### Exercise objective
Print out every record exactly as it appears.

(Saved entries)
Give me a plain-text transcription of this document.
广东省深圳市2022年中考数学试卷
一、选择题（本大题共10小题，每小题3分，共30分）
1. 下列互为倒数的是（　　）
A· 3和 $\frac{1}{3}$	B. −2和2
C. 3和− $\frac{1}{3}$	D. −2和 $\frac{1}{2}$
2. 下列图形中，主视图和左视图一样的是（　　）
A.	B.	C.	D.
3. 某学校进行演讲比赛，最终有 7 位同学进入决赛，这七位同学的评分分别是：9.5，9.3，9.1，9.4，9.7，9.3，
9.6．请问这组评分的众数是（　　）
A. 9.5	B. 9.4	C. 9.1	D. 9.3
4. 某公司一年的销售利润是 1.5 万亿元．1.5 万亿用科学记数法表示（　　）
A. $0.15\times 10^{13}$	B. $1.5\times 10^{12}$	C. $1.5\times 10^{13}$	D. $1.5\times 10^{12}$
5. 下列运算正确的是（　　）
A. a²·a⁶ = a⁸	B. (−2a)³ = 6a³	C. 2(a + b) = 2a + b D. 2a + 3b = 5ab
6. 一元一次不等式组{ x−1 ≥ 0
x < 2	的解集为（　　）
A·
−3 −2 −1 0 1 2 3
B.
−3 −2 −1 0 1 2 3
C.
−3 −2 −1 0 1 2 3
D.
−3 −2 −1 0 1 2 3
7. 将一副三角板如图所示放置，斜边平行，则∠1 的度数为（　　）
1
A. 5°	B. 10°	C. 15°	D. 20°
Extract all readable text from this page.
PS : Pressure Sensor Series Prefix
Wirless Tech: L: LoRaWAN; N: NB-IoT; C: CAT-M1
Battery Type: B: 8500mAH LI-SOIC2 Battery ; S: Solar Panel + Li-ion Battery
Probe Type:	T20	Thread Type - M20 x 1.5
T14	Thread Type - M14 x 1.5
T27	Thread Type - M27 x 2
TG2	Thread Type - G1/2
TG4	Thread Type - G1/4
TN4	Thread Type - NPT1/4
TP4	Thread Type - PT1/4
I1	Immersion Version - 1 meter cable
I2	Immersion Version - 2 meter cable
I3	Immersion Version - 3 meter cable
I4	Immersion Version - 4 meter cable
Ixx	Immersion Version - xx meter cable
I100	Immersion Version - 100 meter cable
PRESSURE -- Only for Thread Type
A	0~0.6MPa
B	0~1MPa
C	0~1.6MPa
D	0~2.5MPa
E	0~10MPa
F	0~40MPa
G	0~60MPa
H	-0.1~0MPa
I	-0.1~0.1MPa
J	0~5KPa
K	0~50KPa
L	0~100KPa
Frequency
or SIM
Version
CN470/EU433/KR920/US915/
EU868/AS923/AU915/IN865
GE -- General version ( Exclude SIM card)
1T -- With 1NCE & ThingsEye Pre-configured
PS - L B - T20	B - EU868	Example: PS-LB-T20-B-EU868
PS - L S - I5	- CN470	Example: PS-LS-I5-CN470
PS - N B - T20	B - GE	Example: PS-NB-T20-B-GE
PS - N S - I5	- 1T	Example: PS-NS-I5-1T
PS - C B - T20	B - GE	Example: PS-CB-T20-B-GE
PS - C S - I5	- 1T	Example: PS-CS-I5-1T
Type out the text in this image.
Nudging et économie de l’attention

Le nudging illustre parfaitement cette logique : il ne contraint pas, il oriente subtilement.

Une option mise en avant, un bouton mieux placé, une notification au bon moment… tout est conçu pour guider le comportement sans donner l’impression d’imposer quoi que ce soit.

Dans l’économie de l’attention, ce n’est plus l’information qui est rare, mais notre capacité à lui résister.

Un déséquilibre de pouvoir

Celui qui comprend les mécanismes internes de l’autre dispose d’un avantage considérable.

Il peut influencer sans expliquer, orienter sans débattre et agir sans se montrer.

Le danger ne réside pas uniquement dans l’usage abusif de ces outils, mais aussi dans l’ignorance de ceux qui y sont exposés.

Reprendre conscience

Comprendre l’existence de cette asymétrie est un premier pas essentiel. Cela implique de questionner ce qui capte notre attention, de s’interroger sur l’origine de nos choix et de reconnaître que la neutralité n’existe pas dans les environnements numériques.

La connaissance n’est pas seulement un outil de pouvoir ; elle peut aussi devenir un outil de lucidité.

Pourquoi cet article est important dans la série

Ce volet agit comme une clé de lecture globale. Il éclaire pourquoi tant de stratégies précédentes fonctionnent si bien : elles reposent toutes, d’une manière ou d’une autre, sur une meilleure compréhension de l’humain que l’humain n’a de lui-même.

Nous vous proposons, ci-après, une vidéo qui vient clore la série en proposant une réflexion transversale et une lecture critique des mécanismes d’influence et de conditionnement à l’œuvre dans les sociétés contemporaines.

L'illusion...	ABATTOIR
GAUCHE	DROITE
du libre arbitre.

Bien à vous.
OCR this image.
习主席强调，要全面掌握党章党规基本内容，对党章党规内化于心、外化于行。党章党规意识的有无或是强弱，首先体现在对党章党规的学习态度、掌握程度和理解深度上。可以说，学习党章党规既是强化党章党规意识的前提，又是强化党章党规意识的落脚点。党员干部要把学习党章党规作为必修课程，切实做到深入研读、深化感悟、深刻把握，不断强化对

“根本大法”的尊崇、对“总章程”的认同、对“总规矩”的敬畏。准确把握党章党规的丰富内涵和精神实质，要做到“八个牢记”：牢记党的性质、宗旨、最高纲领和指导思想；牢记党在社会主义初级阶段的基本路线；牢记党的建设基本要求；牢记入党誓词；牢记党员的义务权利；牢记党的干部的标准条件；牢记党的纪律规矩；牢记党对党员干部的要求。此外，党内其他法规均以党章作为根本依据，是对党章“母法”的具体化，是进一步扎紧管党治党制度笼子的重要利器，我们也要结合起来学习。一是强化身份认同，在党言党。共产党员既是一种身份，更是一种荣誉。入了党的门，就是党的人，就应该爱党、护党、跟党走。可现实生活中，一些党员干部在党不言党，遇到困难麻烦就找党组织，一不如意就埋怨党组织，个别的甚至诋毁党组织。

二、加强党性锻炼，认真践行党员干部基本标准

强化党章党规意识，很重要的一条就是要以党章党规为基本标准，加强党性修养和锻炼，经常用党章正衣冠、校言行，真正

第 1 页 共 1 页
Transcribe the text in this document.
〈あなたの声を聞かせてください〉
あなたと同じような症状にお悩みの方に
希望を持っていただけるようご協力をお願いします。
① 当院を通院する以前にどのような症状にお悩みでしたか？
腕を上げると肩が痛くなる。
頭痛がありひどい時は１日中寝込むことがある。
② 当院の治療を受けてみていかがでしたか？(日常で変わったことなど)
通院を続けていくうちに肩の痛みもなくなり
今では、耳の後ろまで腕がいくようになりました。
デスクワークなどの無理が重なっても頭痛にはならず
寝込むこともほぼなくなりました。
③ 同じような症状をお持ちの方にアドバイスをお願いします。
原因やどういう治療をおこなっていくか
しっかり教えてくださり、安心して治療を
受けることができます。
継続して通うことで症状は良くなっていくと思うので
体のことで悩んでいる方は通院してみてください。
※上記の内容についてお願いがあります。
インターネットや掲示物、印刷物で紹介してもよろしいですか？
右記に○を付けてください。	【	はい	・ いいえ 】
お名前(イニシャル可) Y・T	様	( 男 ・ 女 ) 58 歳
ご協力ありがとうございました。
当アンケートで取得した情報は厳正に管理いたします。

### Result of the task
Give me a plain-text transcription of this document.
广东省深圳市2022年中考数学试卷
一、选择题（本大题共10小题，每小题3分，共30分）
1. 下列互为倒数的是（　　）
A· 3和 $\frac{1}{3}$	B. −2和2
C. 3和− $\frac{1}{3}$	D. −2和 $\frac{1}{2}$
2. 下列图形中，主视图和左视图一样的是（　　）
A.	B.	C.	D.
3. 某学校进行演讲比赛，最终有 7 位同学进入决赛，这七位同学的评分分别是：9.5，9.3，9.1，9.4，9.7，9.3，
9.6．请问这组评分的众数是（　　）
A. 9.5	B. 9.4	C. 9.1	D. 9.3
4. 某公司一年的销售利润是 1.5 万亿元．1.5 万亿用科学记数法表示（　　）
A. $0.15\times 10^{13}$	B. $1.5\times 10^{12}$	C. $1.5\times 10^{13}$	D. $1.5\times 10^{12}$
5. 下列运算正确的是（　　）
A. a²·a⁶ = a⁸	B. (−2a)³ = 6a³	C. 2(a + b) = 2a + b D. 2a + 3b = 5ab
6. 一元一次不等式组{ x−1 ≥ 0
x < 2	的解集为（　　）
A·
−3 −2 −1 0 1 2 3
B.
−3 −2 −1 0 1 2 3
C.
−3 −2 −1 0 1 2 3
D.
−3 −2 −1 0 1 2 3
7. 将一副三角板如图所示放置，斜边平行，则∠1 的度数为（　　）
1
A. 5°	B. 10°	C. 15°	D. 20°
Extract all readable text from this page.
PS : Pressure Sensor Series Prefix
Wirless Tech: L: LoRaWAN; N: NB-IoT; C: CAT-M1
Battery Type: B: 8500mAH LI-SOIC2 Battery ; S: Solar Panel + Li-ion Battery
Probe Type:	T20	Thread Type - M20 x 1.5
T14	Thread Type - M14 x 1.5
T27	Thread Type - M27 x 2
TG2	Thread Type - G1/2
TG4	Thread Type - G1/4
TN4	Thread Type - NPT1/4
TP4	Thread Type - PT1/4
I1	Immersion Version - 1 meter cable
I2	Immersion Version - 2 meter cable
I3	Immersion Version - 3 meter cable
I4	Immersion Version - 4 meter cable
Ixx	Immersion Version - xx meter cable
I100	Immersion Version - 100 meter cable
PRESSURE -- Only for Thread Type
A	0~0.6MPa
B	0~1MPa
C	0~1.6MPa
D	0~2.5MPa
E	0~10MPa
F	0~40MPa
G	0~60MPa
H	-0.1~0MPa
I	-0.1~0.1MPa
J	0~5KPa
K	0~50KPa
L	0~100KPa
Frequency
or SIM
Version
CN470/EU433/KR920/US915/
EU868/AS923/AU915/IN865
GE -- General version ( Exclude SIM card)
1T -- With 1NCE & ThingsEye Pre-configured
PS - L B - T20	B - EU868	Example: PS-LB-T20-B-EU868
PS - L S - I5	- CN470	Example: PS-LS-I5-CN470
PS - N B - T20	B - GE	Example: PS-NB-T20-B-GE
PS - N S - I5	- 1T	Example: PS-NS-I5-1T
PS - C B - T20	B - GE	Example: PS-CB-T20-B-GE
PS - C S - I5	- 1T	Example: PS-CS-I5-1T
Type out the text in this image.
Nudging et économie de l’attention

Le nudging illustre parfaitement cette logique : il ne contraint pas, il oriente subtilement.

Une option mise en avant, un bouton mieux placé, une notification au bon moment… tout est conçu pour guider le comportement sans donner l’impression d’imposer quoi que ce soit.

Dans l’économie de l’attention, ce n’est plus l’information qui est rare, mais notre capacité à lui résister.

Un déséquilibre de pouvoir

Celui qui comprend les mécanismes internes de l’autre dispose d’un avantage considérable.

Il peut influencer sans expliquer, orienter sans débattre et agir sans se montrer.

Le danger ne réside pas uniquement dans l’usage abusif de ces outils, mais aussi dans l’ignorance de ceux qui y sont exposés.

Reprendre conscience

Comprendre l’existence de cette asymétrie est un premier pas essentiel. Cela implique de questionner ce qui capte notre attention, de s’interroger sur l’origine de nos choix et de reconnaître que la neutralité n’existe pas dans les environnements numériques.

La connaissance n’est pas seulement un outil de pouvoir ; elle peut aussi devenir un outil de lucidité.

Pourquoi cet article est important dans la série

Ce volet agit comme une clé de lecture globale. Il éclaire pourquoi tant de stratégies précédentes fonctionnent si bien : elles reposent toutes, d’une manière ou d’une autre, sur une meilleure compréhension de l’humain que l’humain n’a de lui-même.

Nous vous proposons, ci-après, une vidéo qui vient clore la série en proposant une réflexion transversale et une lecture critique des mécanismes d’influence et de conditionnement à l’œuvre dans les sociétés contemporaines.

L'illusion...	ABATTOIR
GAUCHE	DROITE
du libre arbitre.

Bien à vous.
OCR this image.
习主席强调，要全面掌握党章党规基本内容，对党章党规内化于心、外化于行。党章党规意识的有无或是强弱，首先体现在对党章党规的学习态度、掌握程度和理解深度上。可以说，学习党章党规既是强化党章党规意识的前提，又是强化党章党规意识的落脚点。党员干部要把学习党章党规作为必修课程，切实做到深入研读、深化感悟、深刻把握，不断强化对

“根本大法”的尊崇、对“总章程”的认同、对“总规矩”的敬畏。准确把握党章党规的丰富内涵和精神实质，要做到“八个牢记”：牢记党的性质、宗旨、最高纲领和指导思想；牢记党在社会主义初级阶段的基本路线；牢记党的建设基本要求；牢记入党誓词；牢记党员的义务权利；牢记党的干部的标准条件；牢记党的纪律规矩；牢记党对党员干部的要求。此外，党内其他法规均以党章作为根本依据，是对党章“母法”的具体化，是进一步扎紧管党治党制度笼子的重要利器，我们也要结合起来学习。一是强化身份认同，在党言党。共产党员既是一种身份，更是一种荣誉。入了党的门，就是党的人，就应该爱党、护党、跟党走。可现实生活中，一些党员干部在党不言党，遇到困难麻烦就找党组织，一不如意就埋怨党组织，个别的甚至诋毁党组织。

二、加强党性锻炼，认真践行党员干部基本标准

强化党章党规意识，很重要的一条就是要以党章党规为基本标准，加强党性修养和锻炼，经常用党章正衣冠、校言行，真正

第 1 页 共 1 页
Transcribe the text in this document.
〈あなたの声を聞かせてください〉
あなたと同じような症状にお悩みの方に
希望を持っていただけるようご協力をお願いします。
① 当院を通院する以前にどのような症状にお悩みでしたか？
腕を上げると肩が痛くなる。
頭痛がありひどい時は１日中寝込むことがある。
② 当院の治療を受けてみていかがでしたか？(日常で変わったことなど)
通院を続けていくうちに肩の痛みもなくなり
今では、耳の後ろまで腕がいくようになりました。
デスクワークなどの無理が重なっても頭痛にはならず
寝込むこともほぼなくなりました。
③ 同じような症状をお持ちの方にアドバイスをお願いします。
原因やどういう治療をおこなっていくか
しっかり教えてくださり、安心して治療を
受けることができます。
継続して通うことで症状は良くなっていくと思うので
体のことで悩んでいる方は通院してみてください。
※上記の内容についてお願いがあります。
インターネットや掲示物、印刷物で紹介してもよろしいですか？
右記に○を付けてください。	【	はい	・ いいえ 】
お名前(イニシャル可) Y・T	様	( 男 ・ 女 ) 58 歳
ご協力ありがとうございました。
当アンケートで取得した情報は厳正に管理いたします。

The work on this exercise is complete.